• Excerpted records:
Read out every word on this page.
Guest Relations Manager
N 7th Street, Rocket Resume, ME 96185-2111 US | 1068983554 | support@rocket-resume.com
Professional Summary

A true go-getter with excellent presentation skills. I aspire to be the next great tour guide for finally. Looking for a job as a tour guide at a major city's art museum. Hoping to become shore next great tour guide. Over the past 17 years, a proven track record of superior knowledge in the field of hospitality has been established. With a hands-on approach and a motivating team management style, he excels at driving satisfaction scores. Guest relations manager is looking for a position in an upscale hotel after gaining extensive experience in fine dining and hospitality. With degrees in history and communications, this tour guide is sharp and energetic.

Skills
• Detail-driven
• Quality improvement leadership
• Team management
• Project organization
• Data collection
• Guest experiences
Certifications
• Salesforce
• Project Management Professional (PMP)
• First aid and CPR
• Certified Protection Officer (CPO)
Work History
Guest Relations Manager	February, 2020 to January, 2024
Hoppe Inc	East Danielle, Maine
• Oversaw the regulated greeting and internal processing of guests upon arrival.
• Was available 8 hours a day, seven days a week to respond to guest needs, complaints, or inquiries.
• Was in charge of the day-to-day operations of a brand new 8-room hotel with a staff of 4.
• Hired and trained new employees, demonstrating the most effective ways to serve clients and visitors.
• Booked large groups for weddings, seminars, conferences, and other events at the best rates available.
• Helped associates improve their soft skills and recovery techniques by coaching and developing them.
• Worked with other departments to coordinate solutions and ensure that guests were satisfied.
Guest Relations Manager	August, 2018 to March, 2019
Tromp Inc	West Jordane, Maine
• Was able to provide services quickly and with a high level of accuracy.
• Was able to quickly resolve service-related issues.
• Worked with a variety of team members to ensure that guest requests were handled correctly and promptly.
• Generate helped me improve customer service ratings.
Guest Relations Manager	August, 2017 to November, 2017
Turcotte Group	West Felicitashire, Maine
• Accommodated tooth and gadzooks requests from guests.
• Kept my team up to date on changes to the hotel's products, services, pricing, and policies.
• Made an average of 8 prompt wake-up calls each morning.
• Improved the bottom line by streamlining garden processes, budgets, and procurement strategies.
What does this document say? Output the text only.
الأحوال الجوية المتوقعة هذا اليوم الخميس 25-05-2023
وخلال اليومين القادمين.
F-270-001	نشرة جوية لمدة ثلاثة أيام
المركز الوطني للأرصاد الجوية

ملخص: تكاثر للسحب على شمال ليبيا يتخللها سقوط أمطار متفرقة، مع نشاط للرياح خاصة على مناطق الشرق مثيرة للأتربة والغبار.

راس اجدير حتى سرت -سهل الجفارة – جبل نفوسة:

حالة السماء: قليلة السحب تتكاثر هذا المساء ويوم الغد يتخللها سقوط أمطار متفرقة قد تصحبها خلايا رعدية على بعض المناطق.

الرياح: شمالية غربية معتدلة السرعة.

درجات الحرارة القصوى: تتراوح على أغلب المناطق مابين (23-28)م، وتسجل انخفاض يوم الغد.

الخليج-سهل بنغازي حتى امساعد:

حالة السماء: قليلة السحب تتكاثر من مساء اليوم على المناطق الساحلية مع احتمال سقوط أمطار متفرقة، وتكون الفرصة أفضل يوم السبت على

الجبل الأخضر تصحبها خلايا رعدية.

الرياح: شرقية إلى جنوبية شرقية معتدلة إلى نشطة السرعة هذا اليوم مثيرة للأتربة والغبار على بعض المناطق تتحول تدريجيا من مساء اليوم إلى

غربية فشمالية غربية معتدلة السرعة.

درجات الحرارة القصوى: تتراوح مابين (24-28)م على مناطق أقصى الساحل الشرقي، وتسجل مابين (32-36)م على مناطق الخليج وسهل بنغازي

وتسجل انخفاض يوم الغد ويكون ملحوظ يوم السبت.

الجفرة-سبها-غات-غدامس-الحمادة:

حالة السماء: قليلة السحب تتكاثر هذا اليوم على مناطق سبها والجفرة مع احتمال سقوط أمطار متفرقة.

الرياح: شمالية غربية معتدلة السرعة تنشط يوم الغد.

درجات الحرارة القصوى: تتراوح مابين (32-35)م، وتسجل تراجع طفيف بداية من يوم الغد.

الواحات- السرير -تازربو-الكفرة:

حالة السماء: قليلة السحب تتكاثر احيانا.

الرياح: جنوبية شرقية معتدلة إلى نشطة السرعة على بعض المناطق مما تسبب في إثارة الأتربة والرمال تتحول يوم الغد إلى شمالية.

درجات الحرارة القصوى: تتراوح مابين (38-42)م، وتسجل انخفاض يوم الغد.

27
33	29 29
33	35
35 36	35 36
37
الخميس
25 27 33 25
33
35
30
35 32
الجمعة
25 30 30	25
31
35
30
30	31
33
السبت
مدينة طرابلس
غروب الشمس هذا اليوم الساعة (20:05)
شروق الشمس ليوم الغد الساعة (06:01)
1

• Task description:
Every record above needs to be repeated word for word.

• Task solution:
Read out every word on this page.
Guest Relations Manager
N 7th Street, Rocket Resume, ME 96185-2111 US | 1068983554 | support@rocket-resume.com
Professional Summary

A true go-getter with excellent presentation skills. I aspire to be the next great tour guide for finally. Looking for a job as a tour guide at a major city's art museum. Hoping to become shore next great tour guide. Over the past 17 years, a proven track record of superior knowledge in the field of hospitality has been established. With a hands-on approach and a motivating team management style, he excels at driving satisfaction scores. Guest relations manager is looking for a position in an upscale hotel after gaining extensive experience in fine dining and hospitality. With degrees in history and communications, this tour guide is sharp and energetic.

Skills
• Detail-driven
• Quality improvement leadership
• Team management
• Project organization
• Data collection
• Guest experiences
Certifications
• Salesforce
• Project Management Professional (PMP)
• First aid and CPR
• Certified Protection Officer (CPO)
Work History
Guest Relations Manager	February, 2020 to January, 2024
Hoppe Inc	East Danielle, Maine
• Oversaw the regulated greeting and internal processing of guests upon arrival.
• Was available 8 hours a day, seven days a week to respond to guest needs, complaints, or inquiries.
• Was in charge of the day-to-day operations of a brand new 8-room hotel with a staff of 4.
• Hired and trained new employees, demonstrating the most effective ways to serve clients and visitors.
• Booked large groups for weddings, seminars, conferences, and other events at the best rates available.
• Helped associates improve their soft skills and recovery techniques by coaching and developing them.
• Worked with other departments to coordinate solutions and ensure that guests were satisfied.
Guest Relations Manager	August, 2018 to March, 2019
Tromp Inc	West Jordane, Maine
• Was able to provide services quickly and with a high level of accuracy.
• Was able to quickly resolve service-related issues.
• Worked with a variety of team members to ensure that guest requests were handled correctly and promptly.
• Generate helped me improve customer service ratings.
Guest Relations Manager	August, 2017 to November, 2017
Turcotte Group	West Felicitashire, Maine
• Accommodated tooth and gadzooks requests from guests.
• Kept my team up to date on changes to the hotel's products, services, pricing, and policies.
• Made an average of 8 prompt wake-up calls each morning.
• Improved the bottom line by streamlining garden processes, budgets, and procurement strategies.
What does this document say? Output the text only.
الأحوال الجوية المتوقعة هذا اليوم الخميس 25-05-2023
وخلال اليومين القادمين.
F-270-001	نشرة جوية لمدة ثلاثة أيام
المركز الوطني للأرصاد الجوية

ملخص: تكاثر للسحب على شمال ليبيا يتخللها سقوط أمطار متفرقة، مع نشاط للرياح خاصة على مناطق الشرق مثيرة للأتربة والغبار.

راس اجدير حتى سرت -سهل الجفارة – جبل نفوسة:

حالة السماء: قليلة السحب تتكاثر هذا المساء ويوم الغد يتخللها سقوط أمطار متفرقة قد تصحبها خلايا رعدية على بعض المناطق.

الرياح: شمالية غربية معتدلة السرعة.

درجات الحرارة القصوى: تتراوح على أغلب المناطق مابين (23-28)م، وتسجل انخفاض يوم الغد.

الخليج-سهل بنغازي حتى امساعد:

حالة السماء: قليلة السحب تتكاثر من مساء اليوم على المناطق الساحلية مع احتمال سقوط أمطار متفرقة، وتكون الفرصة أفضل يوم السبت على

الجبل الأخضر تصحبها خلايا رعدية.

الرياح: شرقية إلى جنوبية شرقية معتدلة إلى نشطة السرعة هذا اليوم مثيرة للأتربة والغبار على بعض المناطق تتحول تدريجيا من مساء اليوم إلى

غربية فشمالية غربية معتدلة السرعة.

درجات الحرارة القصوى: تتراوح مابين (24-28)م على مناطق أقصى الساحل الشرقي، وتسجل مابين (32-36)م على مناطق الخليج وسهل بنغازي

وتسجل انخفاض يوم الغد ويكون ملحوظ يوم السبت.

الجفرة-سبها-غات-غدامس-الحمادة:

حالة السماء: قليلة السحب تتكاثر هذا اليوم على مناطق سبها والجفرة مع احتمال سقوط أمطار متفرقة.

الرياح: شمالية غربية معتدلة السرعة تنشط يوم الغد.

درجات الحرارة القصوى: تتراوح مابين (32-35)م، وتسجل تراجع طفيف بداية من يوم الغد.

الواحات- السرير -تازربو-الكفرة:

حالة السماء: قليلة السحب تتكاثر احيانا.

الرياح: جنوبية شرقية معتدلة إلى نشطة السرعة على بعض المناطق مما تسبب في إثارة الأتربة والرمال تتحول يوم الغد إلى شمالية.

درجات الحرارة القصوى: تتراوح مابين (38-42)م، وتسجل انخفاض يوم الغد.

27
33	29 29
33	35
35 36	35 36
37
الخميس
25 27 33 25
33
35
30
35 32
الجمعة
25 30 30	25
31
35
30
30	31
33
السبت
مدينة طرابلس
غروب الشمس هذا اليوم الساعة (20:05)
شروق الشمس ليوم الغد الساعة (06:01)
1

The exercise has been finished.